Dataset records
■ ■ ■ ■

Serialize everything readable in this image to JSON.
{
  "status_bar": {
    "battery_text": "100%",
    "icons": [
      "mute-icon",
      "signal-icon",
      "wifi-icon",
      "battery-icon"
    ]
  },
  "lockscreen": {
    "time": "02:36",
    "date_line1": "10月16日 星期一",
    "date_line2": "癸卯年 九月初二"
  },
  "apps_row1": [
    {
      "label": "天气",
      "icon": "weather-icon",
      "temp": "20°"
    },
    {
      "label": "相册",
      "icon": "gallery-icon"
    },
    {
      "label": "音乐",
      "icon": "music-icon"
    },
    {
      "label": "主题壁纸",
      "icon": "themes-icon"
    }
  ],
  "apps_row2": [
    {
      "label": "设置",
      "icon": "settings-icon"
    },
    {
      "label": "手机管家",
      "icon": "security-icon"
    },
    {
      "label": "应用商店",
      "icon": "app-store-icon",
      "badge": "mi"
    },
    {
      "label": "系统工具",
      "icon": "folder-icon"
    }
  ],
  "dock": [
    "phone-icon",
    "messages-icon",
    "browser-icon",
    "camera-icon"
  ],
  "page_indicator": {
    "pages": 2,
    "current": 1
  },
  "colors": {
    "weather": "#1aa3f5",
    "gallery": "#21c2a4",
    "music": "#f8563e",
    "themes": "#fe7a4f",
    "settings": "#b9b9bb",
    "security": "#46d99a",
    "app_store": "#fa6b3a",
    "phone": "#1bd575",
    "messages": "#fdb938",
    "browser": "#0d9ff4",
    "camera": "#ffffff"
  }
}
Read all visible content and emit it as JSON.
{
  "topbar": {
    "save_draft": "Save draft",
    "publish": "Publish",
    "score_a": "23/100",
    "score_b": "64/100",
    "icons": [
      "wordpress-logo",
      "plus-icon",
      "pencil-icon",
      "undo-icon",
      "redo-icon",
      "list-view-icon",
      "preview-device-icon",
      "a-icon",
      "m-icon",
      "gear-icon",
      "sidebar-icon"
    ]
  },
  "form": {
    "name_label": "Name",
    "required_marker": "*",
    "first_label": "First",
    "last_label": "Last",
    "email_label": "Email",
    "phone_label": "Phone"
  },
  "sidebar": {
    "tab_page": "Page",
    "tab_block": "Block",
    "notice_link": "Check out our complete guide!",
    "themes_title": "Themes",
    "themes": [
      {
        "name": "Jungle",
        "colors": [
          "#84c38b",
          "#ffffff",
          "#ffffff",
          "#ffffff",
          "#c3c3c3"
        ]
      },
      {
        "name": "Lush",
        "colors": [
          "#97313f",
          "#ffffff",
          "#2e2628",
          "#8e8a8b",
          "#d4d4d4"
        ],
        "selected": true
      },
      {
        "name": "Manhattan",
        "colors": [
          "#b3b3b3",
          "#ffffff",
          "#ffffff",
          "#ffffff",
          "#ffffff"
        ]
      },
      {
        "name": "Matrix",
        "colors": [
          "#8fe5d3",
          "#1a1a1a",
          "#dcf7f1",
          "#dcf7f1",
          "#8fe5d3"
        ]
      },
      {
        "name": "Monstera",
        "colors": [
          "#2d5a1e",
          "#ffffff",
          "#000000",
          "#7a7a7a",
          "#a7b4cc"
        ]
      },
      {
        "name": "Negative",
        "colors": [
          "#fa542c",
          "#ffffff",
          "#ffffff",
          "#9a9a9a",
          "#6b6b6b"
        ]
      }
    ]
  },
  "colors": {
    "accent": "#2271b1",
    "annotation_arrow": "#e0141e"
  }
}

■ ■ ■ ■

Only the number should be given: how many lines of the data contain the word "security"?

2